▶ _Records from a collection_:

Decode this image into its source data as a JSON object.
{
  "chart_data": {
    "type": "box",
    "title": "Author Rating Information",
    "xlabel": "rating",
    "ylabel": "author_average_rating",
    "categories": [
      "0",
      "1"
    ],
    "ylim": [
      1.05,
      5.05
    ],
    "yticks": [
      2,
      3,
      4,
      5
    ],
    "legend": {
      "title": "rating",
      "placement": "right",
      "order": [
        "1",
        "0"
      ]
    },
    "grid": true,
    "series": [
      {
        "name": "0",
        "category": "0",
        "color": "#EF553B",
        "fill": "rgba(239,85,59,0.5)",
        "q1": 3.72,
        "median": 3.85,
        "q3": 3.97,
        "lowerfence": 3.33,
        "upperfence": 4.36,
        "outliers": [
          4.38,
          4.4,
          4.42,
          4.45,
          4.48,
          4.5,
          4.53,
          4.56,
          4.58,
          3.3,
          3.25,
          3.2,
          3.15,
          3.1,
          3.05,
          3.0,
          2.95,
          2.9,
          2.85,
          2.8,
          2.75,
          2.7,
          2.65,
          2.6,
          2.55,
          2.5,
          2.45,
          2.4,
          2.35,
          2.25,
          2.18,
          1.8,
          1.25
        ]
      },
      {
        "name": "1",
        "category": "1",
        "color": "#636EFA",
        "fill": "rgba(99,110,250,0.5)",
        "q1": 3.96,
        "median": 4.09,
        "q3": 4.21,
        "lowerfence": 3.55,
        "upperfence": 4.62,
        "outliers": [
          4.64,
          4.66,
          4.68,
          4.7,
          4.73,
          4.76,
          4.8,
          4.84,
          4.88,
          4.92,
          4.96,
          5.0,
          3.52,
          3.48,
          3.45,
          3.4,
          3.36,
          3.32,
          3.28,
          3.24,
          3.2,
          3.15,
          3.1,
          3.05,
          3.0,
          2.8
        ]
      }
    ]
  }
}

▶ _Task goal_:
Transcribe the data. Leave every line exactly as it is.

▶ _Completed task_:
Decode this image into its source data as a JSON object.
{
  "chart_data": {
    "type": "box",
    "title": "Author Rating Information",
    "xlabel": "rating",
    "ylabel": "author_average_rating",
    "categories": [
      "0",
      "1"
    ],
    "ylim": [
      1.05,
      5.05
    ],
    "yticks": [
      2,
      3,
      4,
      5
    ],
    "legend": {
      "title": "rating",
      "placement": "right",
      "order": [
        "1",
        "0"
      ]
    },
    "grid": true,
    "series": [
      {
        "name": "0",
        "category": "0",
        "color": "#EF553B",
        "fill": "rgba(239,85,59,0.5)",
        "q1": 3.72,
        "median": 3.85,
        "q3": 3.97,
        "lowerfence": 3.33,
        "upperfence": 4.36,
        "outliers": [
          4.38,
          4.4,
          4.42,
          4.45,
          4.48,
          4.5,
          4.53,
          4.56,
          4.58,
          3.3,
          3.25,
          3.2,
          3.15,
          3.1,
          3.05,
          3.0,
          2.95,
          2.9,
          2.85,
          2.8,
          2.75,
          2.7,
          2.65,
          2.6,
          2.55,
          2.5,
          2.45,
          2.4,
          2.35,
          2.25,
          2.18,
          1.8,
          1.25
        ]
      },
      {
        "name": "1",
        "category": "1",
        "color": "#636EFA",
        "fill": "rgba(99,110,250,0.5)",
        "q1": 3.96,
        "median": 4.09,
        "q3": 4.21,
        "lowerfence": 3.55,
        "upperfence": 4.62,
        "outliers": [
          4.64,
          4.66,
          4.68,
          4.7,
          4.73,
          4.76,
          4.8,
          4.84,
          4.88,
          4.92,
          4.96,
          5.0,
          3.52,
          3.48,
          3.45,
          3.4,
          3.36,
          3.32,
          3.28,
          3.24,
          3.2,
          3.15,
          3.1,
          3.05,
          3.0,
          2.8
        ]
      }
    ]
  }
}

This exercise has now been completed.